Given task = Exclude any images and output the remaining records exactly.

Recorded data:
* * * * * * * * *

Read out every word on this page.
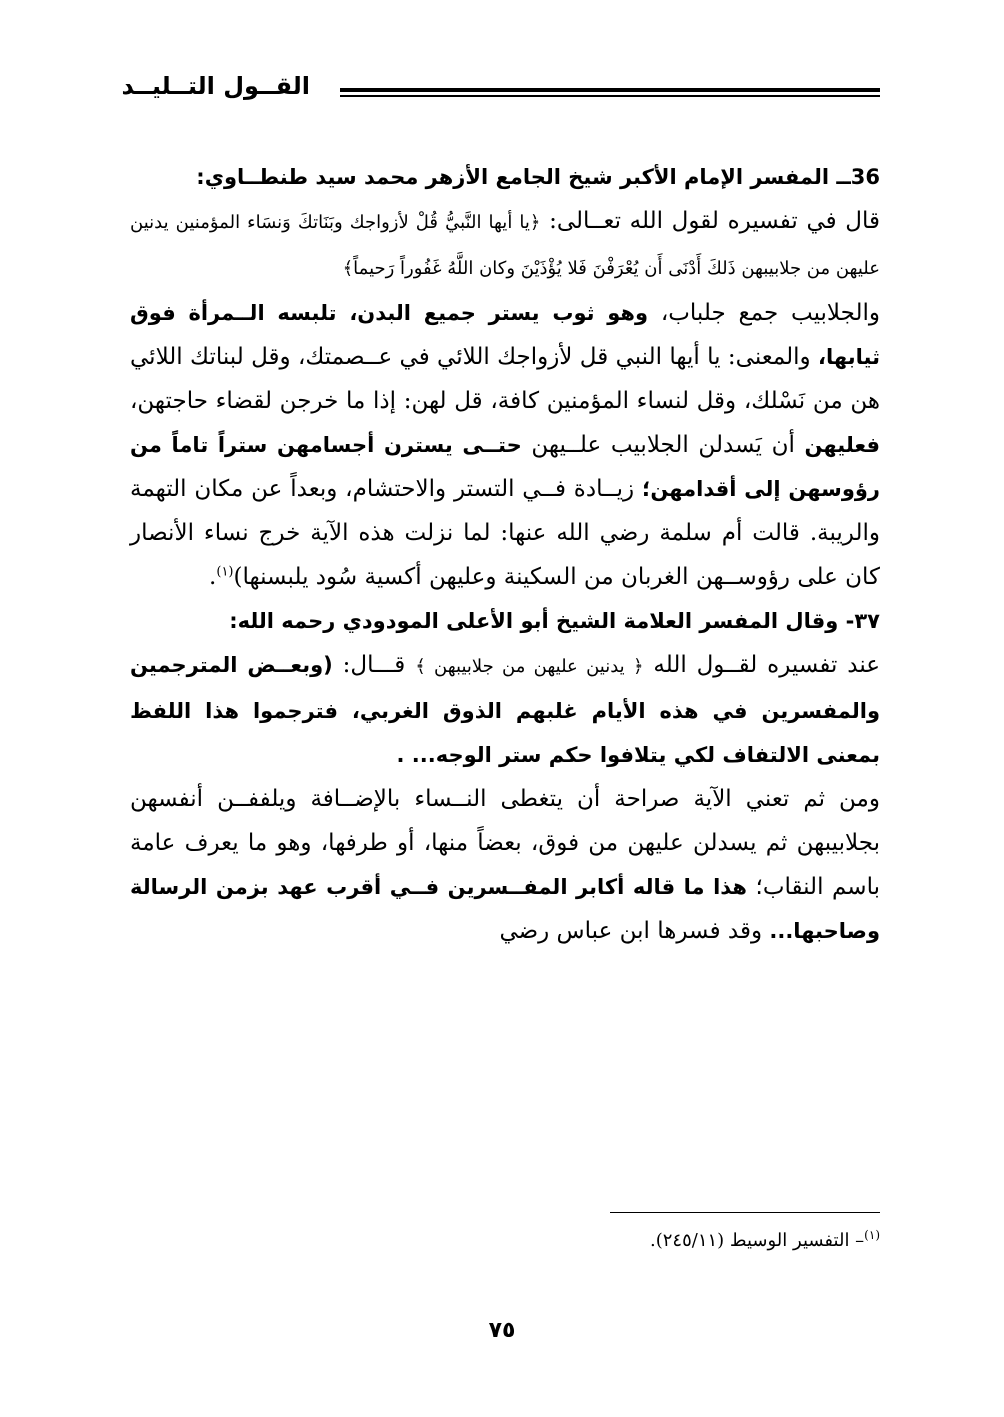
القــول التــليــد

36ــ المفسر الإمام الأكبر شيخ الجامع الأزهر محمد سيد طنطــاوي:

قال في تفسيره لقول الله تعــالى: ﴿يا أيها النَّبيُّ قُلْ لأزواجك وبَنَاتكَ وَنسَاء المؤمنين يدنين عليهن من جلابيبهن ذَلكَ أَدْنَى أَن يُعْرَفْنَ فَلا يُؤْذَيْنَ وكان اللَّهُ غَفُوراً رَحيماً﴾

والجلابيب جمع جلباب، وهو ثوب يستر جميع البدن، تلبسه الــمرأة فوق ثيابها، والمعنى: يا أيها النبي قل لأزواجك اللائي في عــصمتك، وقل لبناتك اللائي هن من نَسْلك، وقل لنساء المؤمنين كافة، قل لهن: إذا ما خرجن لقضاء حاجتهن، فعليهن أن يَسدلن الجلابيب علــيهن حتــى يسترن أجسامهن ستراً تاماً من رؤوسهن إلى أقدامهن؛ زيــادة فــي التستر والاحتشام، وبعداً عن مكان التهمة والريبة. قالت أم سلمة رضي الله عنها: لما نزلت هذه الآية خرج نساء الأنصار كان على رؤوســهن الغربان من السكينة وعليهن أكسية سُود يلبسنها)$^{(١)}$.

٣٧- وقال المفسر العلامة الشيخ أبو الأعلى المودودي رحمه الله:

عند تفسيره لقــول الله ﴿ يدنين عليهن من جلابيبهن ﴾ قـــال: (وبعــض المترجمين والمفسرين في هذه الأيام غلبهم الذوق الغربي، فترجموا هذا اللفظ بمعنى الالتفاف لكي يتلافوا حكم ستر الوجه... .

ومن ثم تعني الآية صراحة أن يتغطى النــساء بالإضــافة ويلففــن أنفسهن بجلابيبهن ثم يسدلن عليهن من فوق، بعضاً منها، أو طرفها، وهو ما يعرف عامة باسم النقاب؛ هذا ما قاله أكابر المفــسرين فــي أقرب عهد بزمن الرسالة وصاحبها... وقد فسرها ابن عباس رضي

$^{(١)}$– التفسير الوسيط (٢٤٥/١١).
٧٥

* * * * * * * * *

Exercise solution =
Read out every word on this page.
القــول التــليــد

36ــ المفسر الإمام الأكبر شيخ الجامع الأزهر محمد سيد طنطــاوي:

قال في تفسيره لقول الله تعــالى: ﴿يا أيها النَّبيُّ قُلْ لأزواجك وبَنَاتكَ وَنسَاء المؤمنين يدنين عليهن من جلابيبهن ذَلكَ أَدْنَى أَن يُعْرَفْنَ فَلا يُؤْذَيْنَ وكان اللَّهُ غَفُوراً رَحيماً﴾

والجلابيب جمع جلباب، وهو ثوب يستر جميع البدن، تلبسه الــمرأة فوق ثيابها، والمعنى: يا أيها النبي قل لأزواجك اللائي في عــصمتك، وقل لبناتك اللائي هن من نَسْلك، وقل لنساء المؤمنين كافة، قل لهن: إذا ما خرجن لقضاء حاجتهن، فعليهن أن يَسدلن الجلابيب علــيهن حتــى يسترن أجسامهن ستراً تاماً من رؤوسهن إلى أقدامهن؛ زيــادة فــي التستر والاحتشام، وبعداً عن مكان التهمة والريبة. قالت أم سلمة رضي الله عنها: لما نزلت هذه الآية خرج نساء الأنصار كان على رؤوســهن الغربان من السكينة وعليهن أكسية سُود يلبسنها)$^{(١)}$.

٣٧- وقال المفسر العلامة الشيخ أبو الأعلى المودودي رحمه الله:

عند تفسيره لقــول الله ﴿ يدنين عليهن من جلابيبهن ﴾ قـــال: (وبعــض المترجمين والمفسرين في هذه الأيام غلبهم الذوق الغربي، فترجموا هذا اللفظ بمعنى الالتفاف لكي يتلافوا حكم ستر الوجه... .

ومن ثم تعني الآية صراحة أن يتغطى النــساء بالإضــافة ويلففــن أنفسهن بجلابيبهن ثم يسدلن عليهن من فوق، بعضاً منها، أو طرفها، وهو ما يعرف عامة باسم النقاب؛ هذا ما قاله أكابر المفــسرين فــي أقرب عهد بزمن الرسالة وصاحبها... وقد فسرها ابن عباس رضي

$^{(١)}$– التفسير الوسيط (٢٤٥/١١).
٧٥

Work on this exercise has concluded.